**Given problem:** In the entries below, find every line with "image" and copy it.

**Entries:**
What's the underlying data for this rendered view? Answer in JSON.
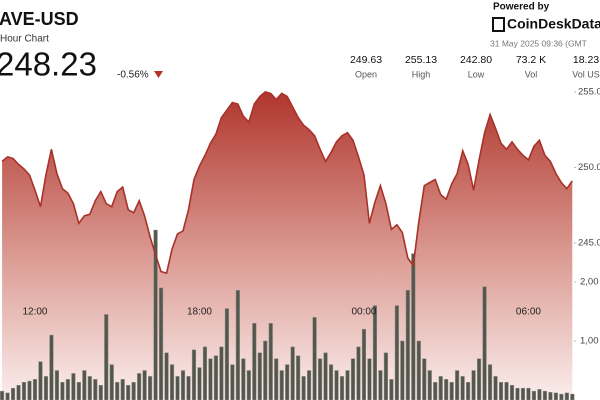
{
  "header": {
    "symbol": "AVE-USD",
    "subtitle": "Hour Chart",
    "price": "248.23",
    "change": "-0.56%",
    "stats": [
      {
        "value": "249.63",
        "label": "Open"
      },
      {
        "value": "255.13",
        "label": "High"
      },
      {
        "value": "242.80",
        "label": "Low"
      },
      {
        "value": "73.2 K",
        "label": "Vol"
      },
      {
        "value": "18.23",
        "label": "Vol US"
      }
    ],
    "powered": "Powered by",
    "brand": "CoinDeskData",
    "date": "31 May 2025 09:36 (GMT"
  },
  "chart_data": {
    "type": "line",
    "x": [
      0,
      1,
      2,
      3,
      4,
      5,
      6,
      7,
      8,
      9,
      10,
      11,
      12,
      13,
      14,
      15,
      16,
      17,
      18,
      19,
      20,
      21,
      22,
      23,
      24,
      25,
      26,
      27,
      28,
      29,
      30,
      31,
      32,
      33,
      34,
      35,
      36,
      37,
      38,
      39,
      40,
      41,
      42,
      43,
      44,
      45,
      46,
      47,
      48,
      49,
      50,
      51,
      52,
      53,
      54,
      55,
      56,
      57,
      58,
      59,
      60,
      61,
      62,
      63,
      64,
      65,
      66,
      67,
      68,
      69,
      70,
      71,
      72,
      73,
      74,
      75,
      76,
      77,
      78,
      79,
      80,
      81,
      82,
      83,
      84,
      85,
      86,
      87,
      88,
      89,
      90,
      91,
      92,
      93,
      94,
      95,
      96,
      97,
      98,
      99,
      100,
      101,
      102,
      103,
      104
    ],
    "series": [
      {
        "color": "#a8322a",
        "values": [
          250.4,
          250.7,
          250.6,
          250.2,
          249.9,
          249.5,
          248.5,
          247.4,
          249.5,
          251.2,
          249.6,
          248.6,
          248.3,
          247.6,
          246.3,
          246.8,
          246.9,
          247.8,
          248.4,
          247.6,
          247.4,
          248.4,
          248.7,
          247.2,
          247.0,
          247.8,
          246.8,
          245.4,
          244.2,
          243.1,
          243.0,
          244.6,
          245.6,
          245.8,
          247.2,
          249.2,
          250.1,
          250.8,
          251.6,
          252.2,
          253.3,
          253.8,
          254.3,
          254.2,
          253.4,
          253.0,
          254.2,
          254.7,
          255.0,
          254.9,
          254.5,
          254.9,
          254.7,
          254.0,
          253.3,
          252.8,
          252.5,
          252.1,
          251.2,
          250.4,
          251.0,
          251.7,
          252.1,
          252.3,
          251.8,
          250.7,
          249.5,
          246.3,
          247.7,
          248.8,
          247.6,
          245.9,
          246.2,
          245.7,
          244.0,
          243.5,
          246.4,
          248.8,
          249.0,
          249.2,
          248.2,
          247.9,
          248.9,
          249.6,
          251.1,
          250.2,
          248.5,
          250.5,
          252.3,
          253.5,
          252.6,
          251.6,
          251.2,
          251.7,
          251.2,
          250.8,
          250.5,
          251.4,
          251.8,
          250.8,
          250.4,
          249.6,
          249.0,
          248.6,
          249.1
        ]
      },
      {
        "type": "bar",
        "axis": "y2",
        "color": "#53574d",
        "values": [
          150,
          120,
          200,
          250,
          300,
          320,
          350,
          650,
          400,
          1100,
          500,
          300,
          350,
          450,
          300,
          500,
          400,
          350,
          250,
          1450,
          600,
          300,
          350,
          250,
          300,
          450,
          500,
          400,
          2880,
          1900,
          800,
          600,
          400,
          500,
          400,
          850,
          550,
          900,
          700,
          750,
          900,
          1550,
          600,
          1860,
          700,
          500,
          1300,
          800,
          1000,
          1300,
          700,
          500,
          600,
          900,
          750,
          400,
          500,
          1400,
          700,
          800,
          600,
          500,
          400,
          500,
          700,
          900,
          1200,
          700,
          1600,
          500,
          800,
          350,
          1600,
          1000,
          1860,
          2480,
          1000,
          700,
          500,
          300,
          400,
          350,
          300,
          500,
          400,
          300,
          500,
          700,
          1920,
          600,
          400,
          300,
          300,
          250,
          200,
          200,
          200,
          150,
          180,
          150,
          130,
          120,
          100,
          120,
          100
        ]
      }
    ],
    "xlim": [
      -0.38,
      109.05
    ],
    "xticks": [
      {
        "value": 6,
        "label": "12:00"
      },
      {
        "value": 36,
        "label": "18:00"
      },
      {
        "value": 66,
        "label": "00:00"
      },
      {
        "value": 96,
        "label": "06:00"
      }
    ],
    "ylim": [
      234.6,
      255.79
    ],
    "yticks": [
      {
        "value": 245,
        "label": "245.0"
      },
      {
        "value": 250,
        "label": "250.0"
      },
      {
        "value": 255,
        "label": "255.0"
      }
    ],
    "y2lim": [
      0,
      5424
    ],
    "y2ticks": [
      {
        "value": 1000,
        "label": "1,00"
      },
      {
        "value": 2000,
        "label": "2,00"
      }
    ]
  }
}
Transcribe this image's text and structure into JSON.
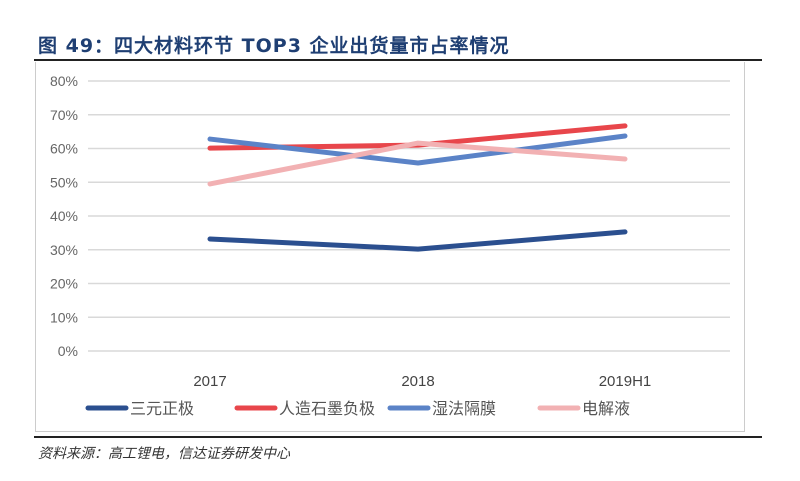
{
  "title": "图 49：四大材料环节 TOP3 企业出货量市占率情况",
  "source": "资料来源：高工锂电，信达证券研发中心",
  "chart_data": {
    "type": "line",
    "title": "图 49：四大材料环节 TOP3 企业出货量市占率情况",
    "categories": [
      "2017",
      "2018",
      "2019H1"
    ],
    "ylim": [
      0,
      80
    ],
    "yticks": [
      "0%",
      "10%",
      "20%",
      "30%",
      "40%",
      "50%",
      "60%",
      "70%",
      "80%"
    ],
    "grid": true,
    "legend": "bottom",
    "series": [
      {
        "name": "三元正极",
        "values": [
          33.2,
          30.2,
          35.3
        ],
        "color": "#2b4f8f"
      },
      {
        "name": "人造石墨负极",
        "values": [
          60.1,
          61.0,
          66.7
        ],
        "color": "#e8464b"
      },
      {
        "name": "湿法隔膜",
        "values": [
          62.8,
          55.7,
          63.7
        ],
        "color": "#5b83c7"
      },
      {
        "name": "电解液",
        "values": [
          49.5,
          61.6,
          56.9
        ],
        "color": "#f2b1b3"
      }
    ]
  }
}
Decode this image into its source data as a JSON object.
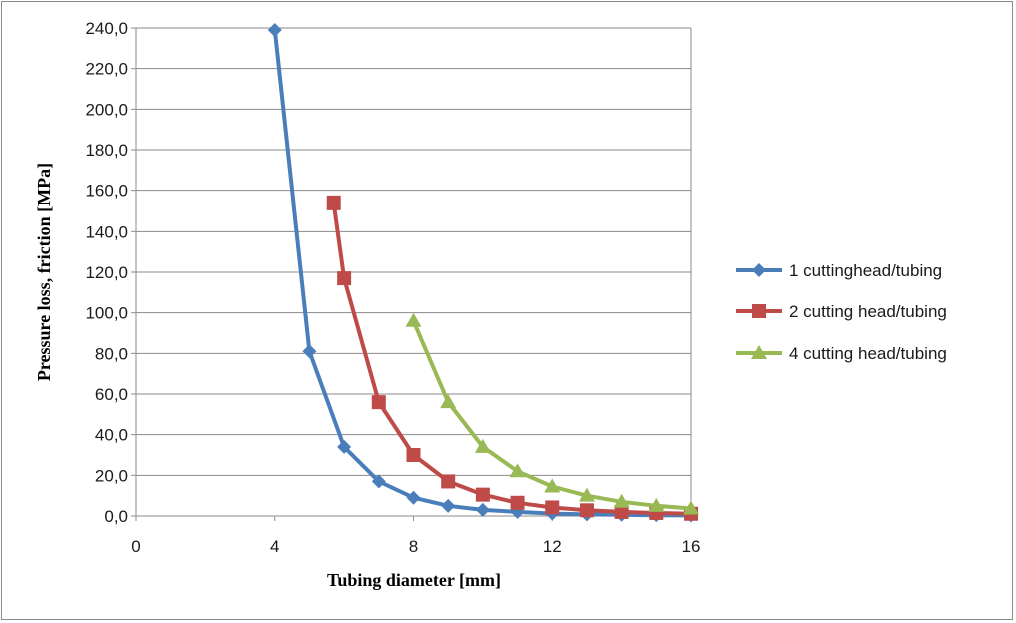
{
  "chart_data": {
    "type": "line",
    "xlabel": "Tubing diameter [mm]",
    "ylabel": "Pressure loss, friction [MPa]",
    "xlim": [
      0,
      16
    ],
    "ylim": [
      0,
      240
    ],
    "xticks": [
      "0",
      "4",
      "8",
      "12",
      "16"
    ],
    "yticks": [
      "0,0",
      "20,0",
      "40,0",
      "60,0",
      "80,0",
      "100,0",
      "120,0",
      "140,0",
      "160,0",
      "180,0",
      "200,0",
      "220,0",
      "240,0"
    ],
    "grid": "horizontal",
    "legend_position": "right",
    "series": [
      {
        "name": "1 cuttinghead/tubing",
        "color": "#4a7ebb",
        "marker": "diamond",
        "points": [
          [
            4,
            239
          ],
          [
            5,
            81
          ],
          [
            6,
            34
          ],
          [
            7,
            17
          ],
          [
            8,
            9
          ],
          [
            9,
            5
          ],
          [
            10,
            3
          ],
          [
            11,
            2
          ],
          [
            12,
            1.2
          ],
          [
            13,
            0.8
          ],
          [
            14,
            0.6
          ],
          [
            15,
            0.4
          ],
          [
            16,
            0.3
          ]
        ]
      },
      {
        "name": "2 cutting head/tubing",
        "color": "#be4b48",
        "marker": "square",
        "points": [
          [
            5.7,
            154
          ],
          [
            6,
            117
          ],
          [
            7,
            56
          ],
          [
            8,
            30
          ],
          [
            9,
            17
          ],
          [
            10,
            10.5
          ],
          [
            11,
            6.5
          ],
          [
            12,
            4.2
          ],
          [
            13,
            2.8
          ],
          [
            14,
            2
          ],
          [
            15,
            1.5
          ],
          [
            16,
            1.1
          ]
        ]
      },
      {
        "name": "4 cutting head/tubing",
        "color": "#98b954",
        "marker": "triangle",
        "points": [
          [
            8,
            96
          ],
          [
            9,
            56
          ],
          [
            10,
            34
          ],
          [
            11,
            22
          ],
          [
            12,
            14.5
          ],
          [
            13,
            10
          ],
          [
            14,
            7
          ],
          [
            15,
            5
          ],
          [
            16,
            3.7
          ]
        ]
      }
    ]
  }
}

**Output for this exercise:**
Transcribe this image's text and structure into JSON.
Decode this image into its source data as a JSON object.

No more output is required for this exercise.